## Stated problem
Without the pictures, print each of the records below exactly as it appears.

## Records provided

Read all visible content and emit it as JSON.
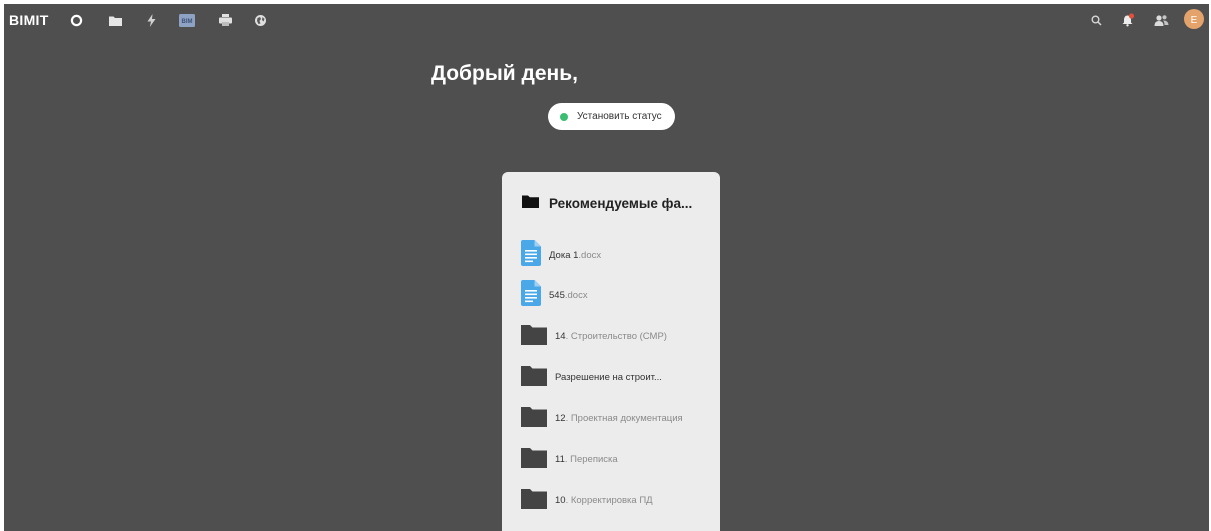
{
  "app": {
    "logo": "BIMIT"
  },
  "topbar": {
    "nav_icons": [
      "circle-icon",
      "folder-icon",
      "lightning-icon",
      "bim-icon",
      "printer-icon",
      "globe-icon"
    ],
    "bim_badge": "BIM",
    "right_icons": [
      "search-icon",
      "notification-bell-icon",
      "users-icon"
    ],
    "avatar_letter": "E",
    "avatar_color": "#e3a36b",
    "bell_badge_color": "#e2503b"
  },
  "main": {
    "greeting": "Добрый день,",
    "status_button_label": "Установить статус",
    "status_color": "#3cbe72"
  },
  "recommended": {
    "title": "Рекомендуемые фа...",
    "items": [
      {
        "type": "doc",
        "name": "Дока 1",
        "ext": ".docx"
      },
      {
        "type": "doc",
        "name": "545",
        "ext": ".docx"
      },
      {
        "type": "folder",
        "name": "14",
        "ext": ". Строительство (СМР)"
      },
      {
        "type": "folder",
        "name": "Разрешение на строит...",
        "ext": ""
      },
      {
        "type": "folder",
        "name": "12",
        "ext": ". Проектная документация"
      },
      {
        "type": "folder",
        "name": "11",
        "ext": ". Переписка"
      },
      {
        "type": "folder",
        "name": "10",
        "ext": ". Корректировка ПД"
      }
    ]
  },
  "colors": {
    "background": "#4f4f4f",
    "card": "#ececec",
    "doc_icon": "#4aa8e8",
    "folder_icon": "#444444"
  }
}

## Answer to the exercise
Read all visible content and emit it as JSON.
{
  "app": {
    "logo": "BIMIT"
  },
  "topbar": {
    "nav_icons": [
      "circle-icon",
      "folder-icon",
      "lightning-icon",
      "bim-icon",
      "printer-icon",
      "globe-icon"
    ],
    "bim_badge": "BIM",
    "right_icons": [
      "search-icon",
      "notification-bell-icon",
      "users-icon"
    ],
    "avatar_letter": "E",
    "avatar_color": "#e3a36b",
    "bell_badge_color": "#e2503b"
  },
  "main": {
    "greeting": "Добрый день,",
    "status_button_label": "Установить статус",
    "status_color": "#3cbe72"
  },
  "recommended": {
    "title": "Рекомендуемые фа...",
    "items": [
      {
        "type": "doc",
        "name": "Дока 1",
        "ext": ".docx"
      },
      {
        "type": "doc",
        "name": "545",
        "ext": ".docx"
      },
      {
        "type": "folder",
        "name": "14",
        "ext": ". Строительство (СМР)"
      },
      {
        "type": "folder",
        "name": "Разрешение на строит...",
        "ext": ""
      },
      {
        "type": "folder",
        "name": "12",
        "ext": ". Проектная документация"
      },
      {
        "type": "folder",
        "name": "11",
        "ext": ". Переписка"
      },
      {
        "type": "folder",
        "name": "10",
        "ext": ". Корректировка ПД"
      }
    ]
  },
  "colors": {
    "background": "#4f4f4f",
    "card": "#ececec",
    "doc_icon": "#4aa8e8",
    "folder_icon": "#444444"
  }
}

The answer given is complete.